Layout element entries
+===+
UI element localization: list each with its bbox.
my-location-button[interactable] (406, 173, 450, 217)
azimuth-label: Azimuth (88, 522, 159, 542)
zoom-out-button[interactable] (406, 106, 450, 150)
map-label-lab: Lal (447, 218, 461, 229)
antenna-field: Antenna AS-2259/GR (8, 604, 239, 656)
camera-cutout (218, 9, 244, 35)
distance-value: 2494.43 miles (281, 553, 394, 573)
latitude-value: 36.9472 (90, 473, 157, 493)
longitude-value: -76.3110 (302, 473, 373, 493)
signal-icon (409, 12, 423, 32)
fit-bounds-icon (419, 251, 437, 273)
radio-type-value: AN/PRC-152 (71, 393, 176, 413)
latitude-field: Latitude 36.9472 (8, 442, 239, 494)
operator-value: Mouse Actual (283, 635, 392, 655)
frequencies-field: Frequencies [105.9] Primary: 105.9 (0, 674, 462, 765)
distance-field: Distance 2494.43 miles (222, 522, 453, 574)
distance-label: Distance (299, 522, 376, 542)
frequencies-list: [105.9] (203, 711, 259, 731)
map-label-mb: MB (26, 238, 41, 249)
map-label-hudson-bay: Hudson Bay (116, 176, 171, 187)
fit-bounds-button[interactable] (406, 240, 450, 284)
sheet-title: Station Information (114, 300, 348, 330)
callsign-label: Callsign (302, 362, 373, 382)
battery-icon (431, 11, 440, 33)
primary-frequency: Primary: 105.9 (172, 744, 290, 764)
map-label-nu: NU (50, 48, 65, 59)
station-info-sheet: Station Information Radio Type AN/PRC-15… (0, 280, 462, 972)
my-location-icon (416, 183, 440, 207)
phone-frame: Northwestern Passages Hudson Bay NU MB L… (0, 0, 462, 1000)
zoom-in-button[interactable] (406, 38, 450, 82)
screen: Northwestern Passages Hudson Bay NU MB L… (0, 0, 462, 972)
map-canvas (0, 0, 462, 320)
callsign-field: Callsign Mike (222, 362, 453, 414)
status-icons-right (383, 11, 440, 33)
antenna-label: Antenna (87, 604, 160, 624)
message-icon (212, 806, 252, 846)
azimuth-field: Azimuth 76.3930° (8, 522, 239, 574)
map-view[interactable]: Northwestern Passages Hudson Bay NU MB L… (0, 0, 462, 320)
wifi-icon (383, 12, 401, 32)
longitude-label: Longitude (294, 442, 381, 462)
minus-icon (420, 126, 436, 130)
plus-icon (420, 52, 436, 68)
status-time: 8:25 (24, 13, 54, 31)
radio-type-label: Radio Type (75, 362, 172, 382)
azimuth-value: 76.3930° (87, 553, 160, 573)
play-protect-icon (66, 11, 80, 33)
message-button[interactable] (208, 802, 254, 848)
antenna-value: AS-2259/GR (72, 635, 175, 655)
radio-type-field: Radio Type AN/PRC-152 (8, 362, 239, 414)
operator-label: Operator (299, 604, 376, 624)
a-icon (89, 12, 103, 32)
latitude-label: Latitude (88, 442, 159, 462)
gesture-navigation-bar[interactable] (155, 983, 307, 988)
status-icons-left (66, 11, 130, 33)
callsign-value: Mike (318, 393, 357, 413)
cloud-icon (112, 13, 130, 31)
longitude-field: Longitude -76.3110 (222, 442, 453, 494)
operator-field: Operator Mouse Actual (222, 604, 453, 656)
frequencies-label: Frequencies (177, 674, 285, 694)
+===+
→ **Task statement**:
Copy out the records word for word, from the first line through the line containing "fit-bounds-icon (419, 251, 437, 273)".

→ **Correct response**:
UI element localization: list each with its bbox.
my-location-button[interactable] (406, 173, 450, 217)
azimuth-label: Azimuth (88, 522, 159, 542)
zoom-out-button[interactable] (406, 106, 450, 150)
map-label-lab: Lal (447, 218, 461, 229)
antenna-field: Antenna AS-2259/GR (8, 604, 239, 656)
camera-cutout (218, 9, 244, 35)
distance-value: 2494.43 miles (281, 553, 394, 573)
latitude-value: 36.9472 (90, 473, 157, 493)
longitude-value: -76.3110 (302, 473, 373, 493)
signal-icon (409, 12, 423, 32)
fit-bounds-icon (419, 251, 437, 273)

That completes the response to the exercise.